> **Material for the task**:
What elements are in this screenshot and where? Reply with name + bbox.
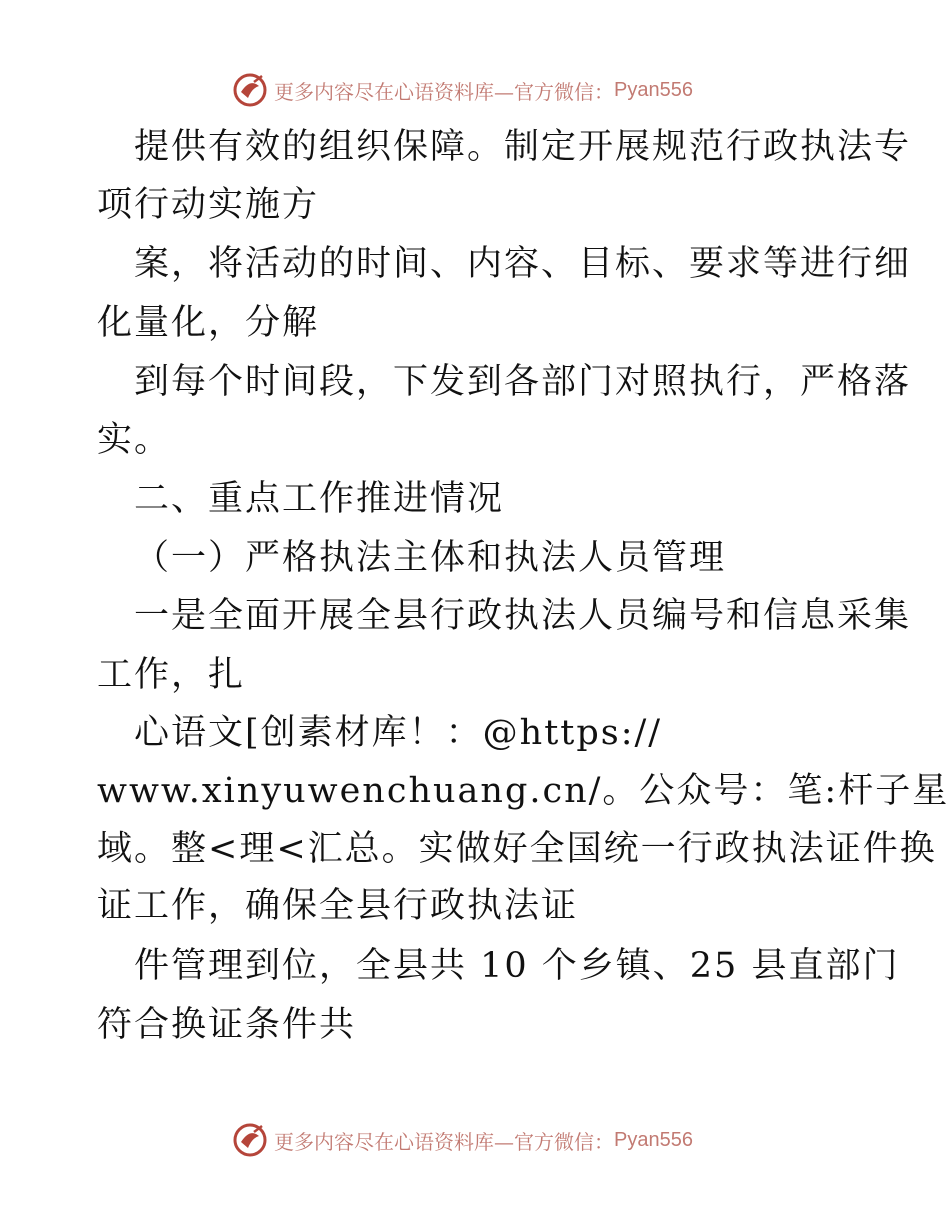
- library-logo-icon: [232, 72, 268, 108]
- body-line: 一是全面开展全县行政执法人员编号和信息采集: [134, 596, 912, 636]
- body-line: 项行动实施方: [97, 185, 320, 225]
- header-banner: [0, 70, 950, 110]
- body-line: 心语文[创素材库！：@https://: [134, 713, 663, 753]
- subsection-heading: （一）严格执法主体和执法人员管理: [134, 538, 727, 578]
- body-line: 案，将活动的时间、内容、目标、要求等进行细: [134, 244, 912, 284]
- body-line: 证工作，确保全县行政执法证: [97, 886, 579, 926]
- body-line: 件管理到位，全县共 10 个乡镇、25 县直部门: [134, 946, 900, 986]
- header-banner-text: 更多内容尽在心语资料库—官方微信：: [274, 79, 614, 104]
- body-line: 化量化，分解: [97, 303, 320, 343]
- body-line: 工作，扎: [97, 655, 246, 695]
- body-line: 域。整<理<汇总。实做好全国统一行政执法证件换: [97, 829, 937, 869]
- body-line: 符合换证条件共: [97, 1005, 357, 1045]
- library-logo-icon: [232, 1122, 268, 1158]
- footer-banner-wechat: Pyan556: [614, 1128, 693, 1151]
- footer-banner: [0, 1120, 950, 1160]
- body-line: 提供有效的组织保障。制定开展规范行政执法专: [134, 127, 912, 167]
- body-line: 实。: [97, 420, 172, 460]
- header-banner-wechat: Pyan556: [614, 78, 693, 101]
- footer-banner-text: 更多内容尽在心语资料库—官方微信：: [274, 1129, 614, 1154]
- body-line: www.xinyuwenchuang.cn/。公众号：笔:杆子星: [97, 771, 950, 811]
- body-line: 到每个时间段，下发到各部门对照执行，严格落: [134, 362, 912, 402]
- section-heading: 二、重点工作推进情况: [134, 479, 505, 519]
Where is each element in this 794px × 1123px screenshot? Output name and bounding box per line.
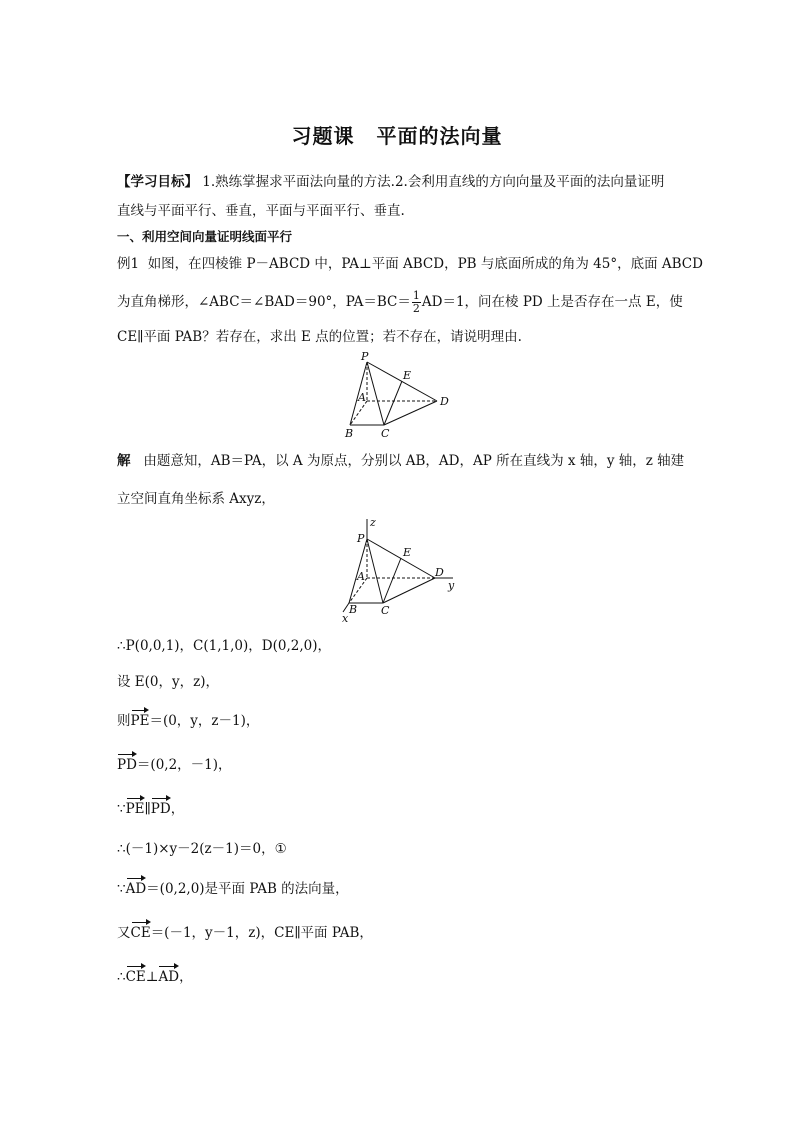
section-heading: 一、利用空间向量证明线面平行 xyxy=(117,229,293,244)
vector-PD: PD xyxy=(117,757,137,773)
fig2-label-y: y xyxy=(448,579,455,592)
step-2: 设 E(0，y，z)， xyxy=(117,674,220,690)
example-label: 例1 xyxy=(117,256,140,272)
objective-line-2: 直线与平面平行、垂直，平面与平面平行、垂直. xyxy=(117,203,405,219)
fraction-one-half: $\frac{1}{2}$ xyxy=(412,289,420,315)
example-line-2 xyxy=(117,290,683,315)
example-text-2b: AD＝1，问在棱 PD 上是否存在一点 E，使 xyxy=(421,294,683,310)
fig1-label-B: B xyxy=(345,427,354,440)
solution-label: 解 xyxy=(117,453,131,469)
fig2-label-x: x xyxy=(342,612,349,625)
title-part1: 习题课 xyxy=(291,124,355,148)
example-text-1: 如图，在四棱锥 P－ABCD 中，PA⊥平面 ABCD，PB 与底面所成的角为 45°，底面 ABCD xyxy=(147,256,703,272)
fig2-label-P: P xyxy=(357,532,365,545)
fig1-label-P: P xyxy=(361,350,369,363)
solution-line-2: 立空间直角坐标系 Axyz， xyxy=(117,491,275,507)
fig2-label-E: E xyxy=(403,546,412,559)
vector-CE: CE xyxy=(130,925,151,941)
vector-PD: PD xyxy=(150,801,171,817)
vector-AD: AD xyxy=(158,969,180,985)
fig2-label-D: D xyxy=(435,566,444,579)
vector-PE: PE xyxy=(130,713,150,729)
vector-AD: AD xyxy=(125,881,147,897)
fig1-label-C: C xyxy=(381,427,390,440)
step-7: ∵AD＝(0,2,0)是平面 PAB 的法向量， xyxy=(117,881,349,897)
solution-text-1: 由题意知，AB＝PA，以 A 为原点，分别以 AB，AD，AP 所在直线为 x 轴，y 轴，z 轴建 xyxy=(143,453,685,469)
objective-tag: 【学习目标】 xyxy=(117,174,198,190)
example-text-2a: 为直角梯形，∠ABC＝∠BAD＝90°，PA＝BC＝ xyxy=(117,294,411,310)
step-6: ∴(－1)×y－2(z－1)＝0，① xyxy=(117,841,287,857)
solution-line-1 xyxy=(117,451,684,471)
vector-CE: CE xyxy=(125,969,146,985)
fig1-label-E: E xyxy=(403,369,412,382)
step-9: ∴CE⊥AD， xyxy=(117,969,193,985)
fig2-label-z: z xyxy=(370,516,376,529)
objective-text-1: 1.熟练掌握求平面法向量的方法.2.会利用直线的方向向量及平面的法向量证明 xyxy=(202,174,665,190)
step-5: ∵PE∥PD， xyxy=(117,801,185,817)
step-8: 又CE＝(－1，y－1，z)，CE∥平面 PAB， xyxy=(117,925,373,941)
fig2-label-B: B xyxy=(349,603,358,616)
step-1: ∴P(0,0,1)，C(1,1,0)，D(0,2,0)， xyxy=(117,638,331,654)
fig2-label-C: C xyxy=(381,604,390,617)
fig1-label-A: A xyxy=(358,391,366,404)
objective-line-1 xyxy=(117,172,664,192)
figure-pyramid-1 xyxy=(330,348,470,440)
example-line-1 xyxy=(117,254,703,274)
fig2-label-A: A xyxy=(357,570,365,583)
step-3: 则PE＝(0，y，z－1)， xyxy=(117,713,260,729)
vector-PE: PE xyxy=(125,801,145,817)
page-title xyxy=(0,120,794,149)
figure-pyramid-2 xyxy=(335,515,465,625)
fig1-label-D: D xyxy=(440,395,449,408)
title-part2: 平面的法向量 xyxy=(376,124,503,148)
example-line-3: CE∥平面 PAB？若存在，求出 E 点的位置；若不存在，请说明理由. xyxy=(117,329,522,345)
step-4: PD＝(0,2，－1)， xyxy=(117,757,232,773)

> **Request**: Reproduce both entries above verbatim, line for line, and omit the picture markers.

> **Exercise result**:
What elements are in this screenshot and where? Reply with name + bbox.
- library-logo-icon: [232, 72, 268, 108]
- body-line: 一是全面开展全县行政执法人员编号和信息采集: [134, 596, 912, 636]
- body-line: 项行动实施方: [97, 185, 320, 225]
- header-banner: [0, 70, 950, 110]
- body-line: 心语文[创素材库！：@https://: [134, 713, 663, 753]
- subsection-heading: （一）严格执法主体和执法人员管理: [134, 538, 727, 578]
- body-line: 案，将活动的时间、内容、目标、要求等进行细: [134, 244, 912, 284]
- body-line: 证工作，确保全县行政执法证: [97, 886, 579, 926]
- body-line: 件管理到位，全县共 10 个乡镇、25 县直部门: [134, 946, 900, 986]
- header-banner-text: 更多内容尽在心语资料库—官方微信：: [274, 79, 614, 104]
- body-line: 化量化，分解: [97, 303, 320, 343]
- body-line: 工作，扎: [97, 655, 246, 695]
- body-line: 域。整<理<汇总。实做好全国统一行政执法证件换: [97, 829, 937, 869]
- body-line: 符合换证条件共: [97, 1005, 357, 1045]
- library-logo-icon: [232, 1122, 268, 1158]
- footer-banner-wechat: Pyan556: [614, 1128, 693, 1151]
- footer-banner: [0, 1120, 950, 1160]
- body-line: 提供有效的组织保障。制定开展规范行政执法专: [134, 127, 912, 167]
- body-line: 实。: [97, 420, 172, 460]
- header-banner-wechat: Pyan556: [614, 78, 693, 101]
- footer-banner-text: 更多内容尽在心语资料库—官方微信：: [274, 1129, 614, 1154]
- body-line: www.xinyuwenchuang.cn/。公众号：笔:杆子星: [97, 771, 950, 811]
- body-line: 到每个时间段，下发到各部门对照执行，严格落: [134, 362, 912, 402]
- section-heading: 二、重点工作推进情况: [134, 479, 505, 519]
Where is each element in this 794px × 1123px screenshot? Output name and bounding box per line.
section-heading: 一、利用空间向量证明线面平行 xyxy=(117,229,293,244)
vector-PD: PD xyxy=(117,757,137,773)
fig2-label-y: y xyxy=(448,579,455,592)
step-2: 设 E(0，y，z)， xyxy=(117,674,220,690)
example-label: 例1 xyxy=(117,256,140,272)
objective-line-2: 直线与平面平行、垂直，平面与平面平行、垂直. xyxy=(117,203,405,219)
fraction-one-half: $\frac{1}{2}$ xyxy=(412,289,420,315)
example-line-2 xyxy=(117,290,683,315)
example-text-2b: AD＝1，问在棱 PD 上是否存在一点 E，使 xyxy=(421,294,683,310)
fig1-label-B: B xyxy=(345,427,354,440)
solution-label: 解 xyxy=(117,453,131,469)
fig2-label-x: x xyxy=(342,612,349,625)
title-part1: 习题课 xyxy=(291,124,355,148)
example-text-1: 如图，在四棱锥 P－ABCD 中，PA⊥平面 ABCD，PB 与底面所成的角为 45°，底面 ABCD xyxy=(147,256,703,272)
fig2-label-P: P xyxy=(357,532,365,545)
fig1-label-P: P xyxy=(361,350,369,363)
solution-line-2: 立空间直角坐标系 Axyz， xyxy=(117,491,275,507)
fig2-label-E: E xyxy=(403,546,412,559)
vector-CE: CE xyxy=(130,925,151,941)
vector-PD: PD xyxy=(150,801,171,817)
vector-AD: AD xyxy=(158,969,180,985)
fig2-label-D: D xyxy=(435,566,444,579)
vector-PE: PE xyxy=(130,713,150,729)
vector-AD: AD xyxy=(125,881,147,897)
fig1-label-C: C xyxy=(381,427,390,440)
step-7: ∵AD＝(0,2,0)是平面 PAB 的法向量， xyxy=(117,881,349,897)
solution-text-1: 由题意知，AB＝PA，以 A 为原点，分别以 AB，AD，AP 所在直线为 x 轴，y 轴，z 轴建 xyxy=(143,453,685,469)
objective-tag: 【学习目标】 xyxy=(117,174,198,190)
example-text-2a: 为直角梯形，∠ABC＝∠BAD＝90°，PA＝BC＝ xyxy=(117,294,411,310)
step-6: ∴(－1)×y－2(z－1)＝0，① xyxy=(117,841,287,857)
solution-line-1 xyxy=(117,451,684,471)
vector-CE: CE xyxy=(125,969,146,985)
fig1-label-E: E xyxy=(403,369,412,382)
step-9: ∴CE⊥AD， xyxy=(117,969,193,985)
fig2-label-z: z xyxy=(370,516,376,529)
objective-text-1: 1.熟练掌握求平面法向量的方法.2.会利用直线的方向向量及平面的法向量证明 xyxy=(202,174,665,190)
step-5: ∵PE∥PD， xyxy=(117,801,185,817)
step-8: 又CE＝(－1，y－1，z)，CE∥平面 PAB， xyxy=(117,925,373,941)
fig2-label-B: B xyxy=(349,603,358,616)
step-1: ∴P(0,0,1)，C(1,1,0)，D(0,2,0)， xyxy=(117,638,331,654)
fig2-label-C: C xyxy=(381,604,390,617)
fig1-label-A: A xyxy=(358,391,366,404)
objective-line-1 xyxy=(117,172,664,192)
figure-pyramid-1 xyxy=(330,348,470,440)
example-line-1 xyxy=(117,254,703,274)
fig2-label-A: A xyxy=(357,570,365,583)
step-3: 则PE＝(0，y，z－1)， xyxy=(117,713,260,729)
vector-PE: PE xyxy=(125,801,145,817)
page-title xyxy=(0,120,794,149)
figure-pyramid-2 xyxy=(335,515,465,625)
fig1-label-D: D xyxy=(440,395,449,408)
title-part2: 平面的法向量 xyxy=(376,124,503,148)
example-line-3: CE∥平面 PAB？若存在，求出 E 点的位置；若不存在，请说明理由. xyxy=(117,329,522,345)
step-4: PD＝(0,2，－1)， xyxy=(117,757,232,773)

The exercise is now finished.